Task >>
Quote word for word the lines starting at the line with "Output a JSON" and ending at the final line of the entries. Leave out any pictures.

Given records >>
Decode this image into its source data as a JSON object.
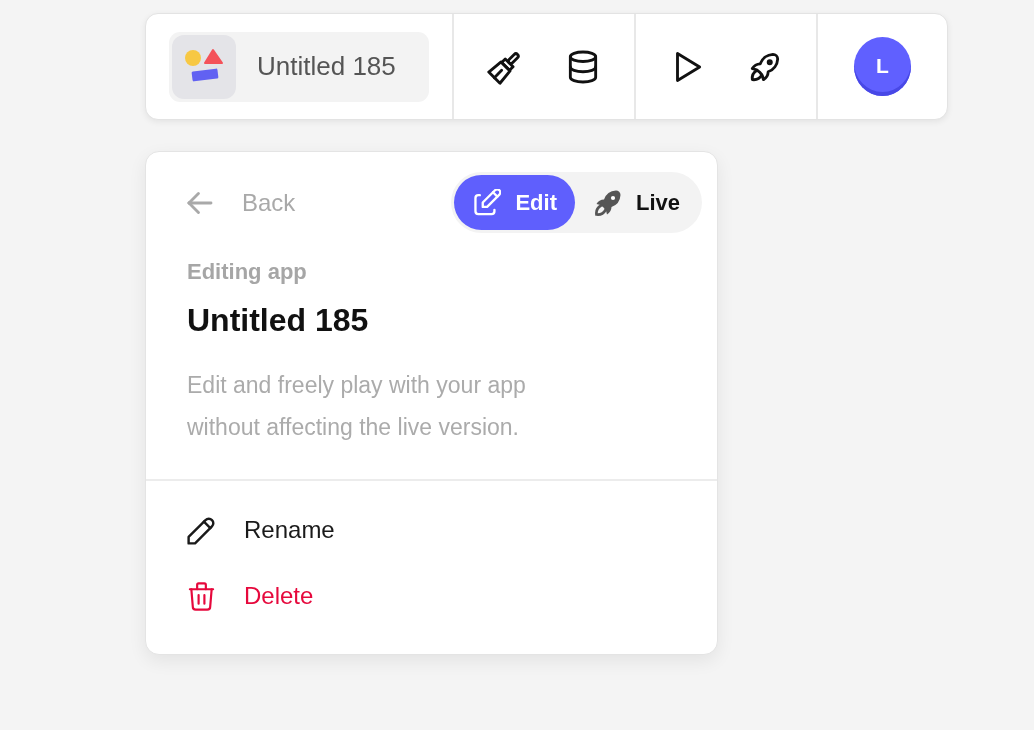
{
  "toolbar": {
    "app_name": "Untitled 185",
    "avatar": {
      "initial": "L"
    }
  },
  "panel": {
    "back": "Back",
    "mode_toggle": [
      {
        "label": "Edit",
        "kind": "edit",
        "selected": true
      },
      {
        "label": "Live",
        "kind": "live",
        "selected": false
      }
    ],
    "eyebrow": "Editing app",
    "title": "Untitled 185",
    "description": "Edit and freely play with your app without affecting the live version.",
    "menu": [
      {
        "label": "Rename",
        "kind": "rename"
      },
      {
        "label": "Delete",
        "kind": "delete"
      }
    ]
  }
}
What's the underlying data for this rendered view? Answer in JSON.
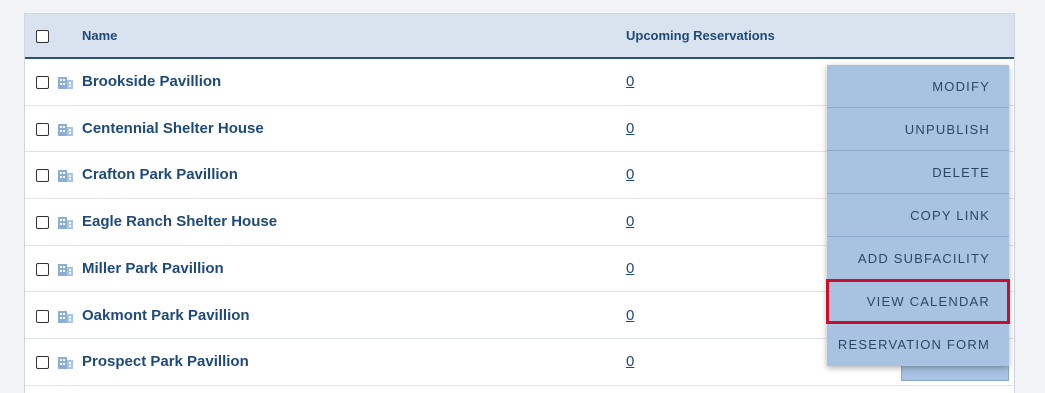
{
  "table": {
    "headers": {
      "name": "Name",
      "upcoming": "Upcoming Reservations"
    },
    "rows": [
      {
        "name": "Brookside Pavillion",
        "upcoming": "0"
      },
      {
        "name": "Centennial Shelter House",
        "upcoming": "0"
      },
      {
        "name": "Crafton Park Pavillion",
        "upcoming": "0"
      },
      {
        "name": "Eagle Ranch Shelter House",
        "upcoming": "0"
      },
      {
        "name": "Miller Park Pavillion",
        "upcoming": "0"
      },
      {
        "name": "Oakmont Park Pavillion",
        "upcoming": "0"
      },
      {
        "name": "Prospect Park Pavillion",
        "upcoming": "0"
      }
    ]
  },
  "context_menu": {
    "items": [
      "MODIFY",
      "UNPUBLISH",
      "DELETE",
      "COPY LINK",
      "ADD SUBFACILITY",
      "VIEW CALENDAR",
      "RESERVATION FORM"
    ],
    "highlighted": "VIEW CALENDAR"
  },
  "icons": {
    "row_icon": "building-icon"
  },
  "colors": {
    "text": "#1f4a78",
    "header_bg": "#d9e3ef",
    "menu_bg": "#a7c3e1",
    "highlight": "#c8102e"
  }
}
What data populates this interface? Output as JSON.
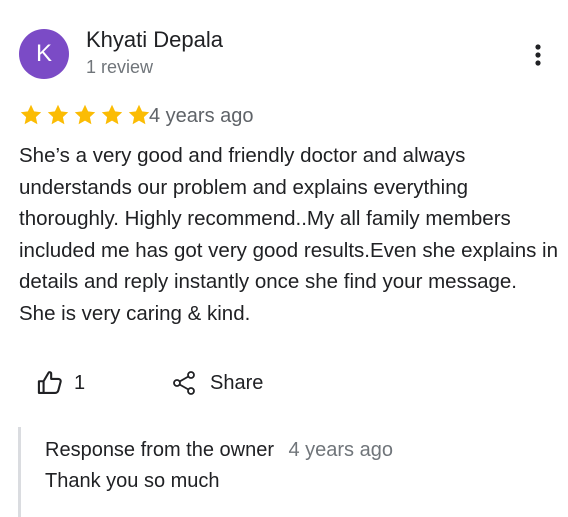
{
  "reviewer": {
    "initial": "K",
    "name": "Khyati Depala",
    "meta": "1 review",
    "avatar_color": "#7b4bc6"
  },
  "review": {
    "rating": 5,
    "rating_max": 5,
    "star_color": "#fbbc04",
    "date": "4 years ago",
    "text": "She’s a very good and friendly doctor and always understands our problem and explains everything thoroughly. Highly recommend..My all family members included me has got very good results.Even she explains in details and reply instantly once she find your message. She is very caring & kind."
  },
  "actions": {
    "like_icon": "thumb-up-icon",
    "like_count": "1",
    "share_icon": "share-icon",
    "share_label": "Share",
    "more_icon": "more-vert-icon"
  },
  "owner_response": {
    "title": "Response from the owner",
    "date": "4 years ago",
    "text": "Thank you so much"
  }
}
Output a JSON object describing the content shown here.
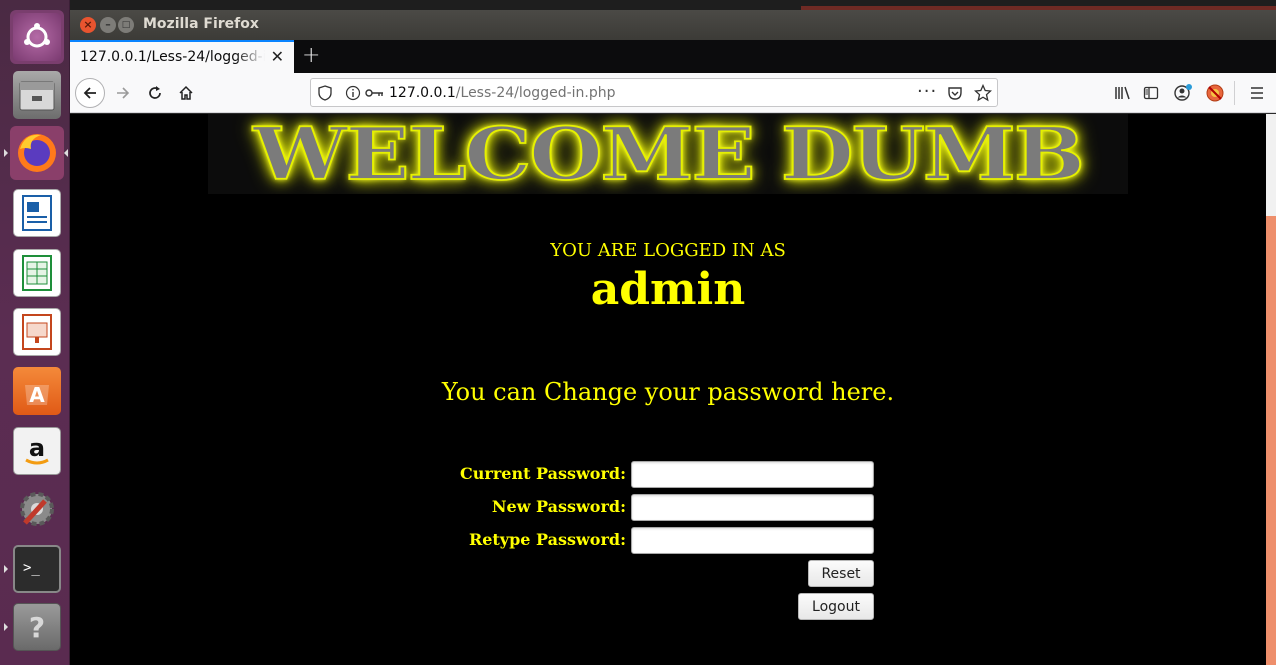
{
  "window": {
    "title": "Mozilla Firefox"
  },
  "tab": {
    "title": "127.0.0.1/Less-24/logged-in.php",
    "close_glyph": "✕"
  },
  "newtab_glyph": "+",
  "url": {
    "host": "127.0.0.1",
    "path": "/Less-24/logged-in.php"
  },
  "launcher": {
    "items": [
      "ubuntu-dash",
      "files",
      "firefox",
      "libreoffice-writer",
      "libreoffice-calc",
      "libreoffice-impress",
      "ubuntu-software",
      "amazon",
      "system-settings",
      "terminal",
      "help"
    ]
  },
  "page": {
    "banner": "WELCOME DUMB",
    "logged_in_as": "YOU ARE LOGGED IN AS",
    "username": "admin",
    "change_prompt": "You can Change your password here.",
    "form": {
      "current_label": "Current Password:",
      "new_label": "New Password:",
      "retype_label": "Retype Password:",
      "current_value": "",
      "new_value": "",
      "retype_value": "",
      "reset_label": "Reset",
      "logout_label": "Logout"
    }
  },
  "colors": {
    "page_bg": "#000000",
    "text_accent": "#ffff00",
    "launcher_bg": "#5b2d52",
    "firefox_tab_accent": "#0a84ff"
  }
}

Exercise response >>
Output a JSON object describing the content shown here.
{
  "window": {
    "title": "Mozilla Firefox"
  },
  "tab": {
    "title": "127.0.0.1/Less-24/logged-in.php",
    "close_glyph": "✕"
  },
  "newtab_glyph": "+",
  "url": {
    "host": "127.0.0.1",
    "path": "/Less-24/logged-in.php"
  },
  "launcher": {
    "items": [
      "ubuntu-dash",
      "files",
      "firefox",
      "libreoffice-writer",
      "libreoffice-calc",
      "libreoffice-impress",
      "ubuntu-software",
      "amazon",
      "system-settings",
      "terminal",
      "help"
    ]
  },
  "page": {
    "banner": "WELCOME DUMB",
    "logged_in_as": "YOU ARE LOGGED IN AS",
    "username": "admin",
    "change_prompt": "You can Change your password here.",
    "form": {
      "current_label": "Current Password:",
      "new_label": "New Password:",
      "retype_label": "Retype Password:",
      "current_value": "",
      "new_value": "",
      "retype_value": "",
      "reset_label": "Reset",
      "logout_label": "Logout"
    }
  },
  "colors": {
    "page_bg": "#000000",
    "text_accent": "#ffff00",
    "launcher_bg": "#5b2d52",
    "firefox_tab_accent": "#0a84ff"
  }
}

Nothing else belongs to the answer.